-- START EXTRACTED DATA --

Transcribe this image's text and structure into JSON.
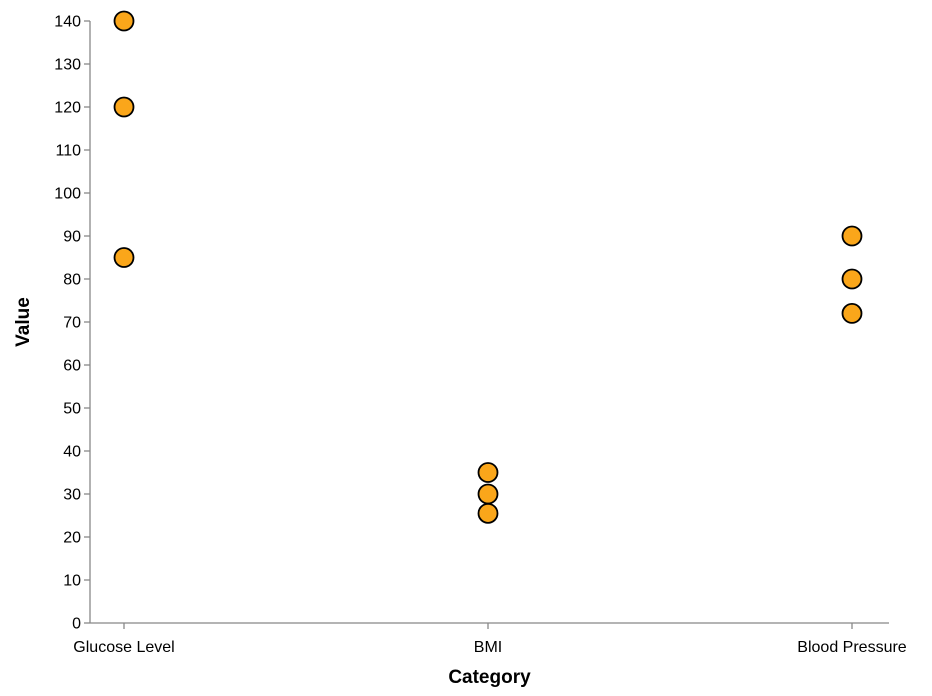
{
  "chart_data": {
    "type": "scatter",
    "title": "",
    "xlabel": "Category",
    "ylabel": "Value",
    "categories": [
      "Glucose Level",
      "BMI",
      "Blood Pressure"
    ],
    "ylim": [
      0,
      140
    ],
    "yticks": [
      0,
      10,
      20,
      30,
      40,
      50,
      60,
      70,
      80,
      90,
      100,
      110,
      120,
      130,
      140
    ],
    "grid": false,
    "points": [
      {
        "x": "Glucose Level",
        "y": 140
      },
      {
        "x": "Glucose Level",
        "y": 120
      },
      {
        "x": "Glucose Level",
        "y": 85
      },
      {
        "x": "BMI",
        "y": 35
      },
      {
        "x": "BMI",
        "y": 30
      },
      {
        "x": "BMI",
        "y": 25.5
      },
      {
        "x": "Blood Pressure",
        "y": 90
      },
      {
        "x": "Blood Pressure",
        "y": 80
      },
      {
        "x": "Blood Pressure",
        "y": 72
      }
    ],
    "colors": {
      "point_fill": "#FAA61A",
      "point_stroke": "#000000",
      "axis": "#888888"
    }
  }
}
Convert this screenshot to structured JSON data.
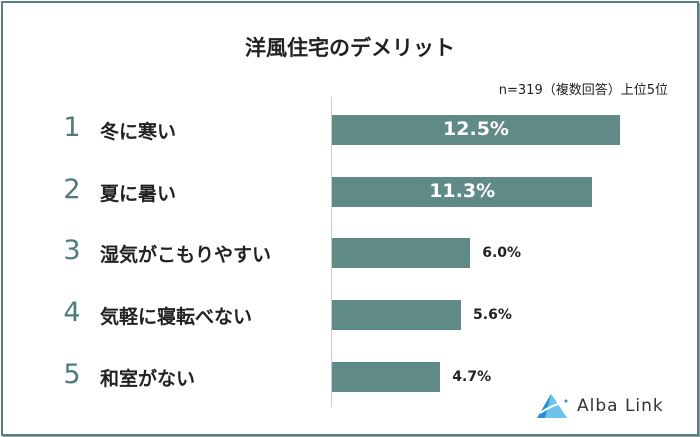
{
  "chart_data": {
    "type": "bar",
    "orientation": "horizontal",
    "title": "洋風住宅のデメリット",
    "note": "n=319（複数回答）上位5位",
    "ranks": [
      "1",
      "2",
      "3",
      "4",
      "5"
    ],
    "categories": [
      "冬に寒い",
      "夏に暑い",
      "湿気がこもりやすい",
      "気軽に寝転べない",
      "和室がない"
    ],
    "values": [
      12.5,
      11.3,
      6.0,
      5.6,
      4.7
    ],
    "value_labels": [
      "12.5%",
      "11.3%",
      "6.0%",
      "5.6%",
      "4.7%"
    ],
    "xlabel": "",
    "ylabel": "",
    "bar_color": "#5f8a86"
  },
  "logo": {
    "text": "Alba Link"
  }
}
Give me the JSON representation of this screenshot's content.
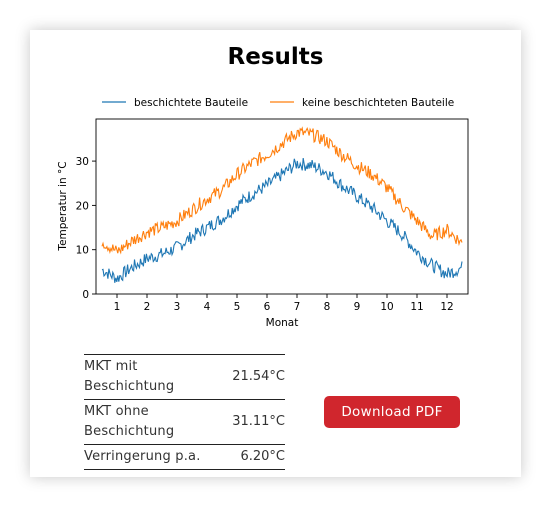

-- END EXTRACTED DATA --

_TASK DESCRIPTION:_
Skip the pictures and copy exactly the lines from the one containing "Convert this screenshot" through the end of the material, both ends included.

_TASK OUTPUT:_
Convert this screenshot to structured JSON data.
{
  "chart_data": {
    "type": "bar",
    "orientation": "horizontal",
    "title": "洋風住宅のデメリット",
    "note": "n=319（複数回答）上位5位",
    "ranks": [
      "1",
      "2",
      "3",
      "4",
      "5"
    ],
    "categories": [
      "冬に寒い",
      "夏に暑い",
      "湿気がこもりやすい",
      "気軽に寝転べない",
      "和室がない"
    ],
    "values": [
      12.5,
      11.3,
      6.0,
      5.6,
      4.7
    ],
    "value_labels": [
      "12.5%",
      "11.3%",
      "6.0%",
      "5.6%",
      "4.7%"
    ],
    "xlabel": "",
    "ylabel": "",
    "bar_color": "#5f8a86"
  },
  "logo": {
    "text": "Alba Link"
  }
}
Give me the JSON representation of this screenshot's content.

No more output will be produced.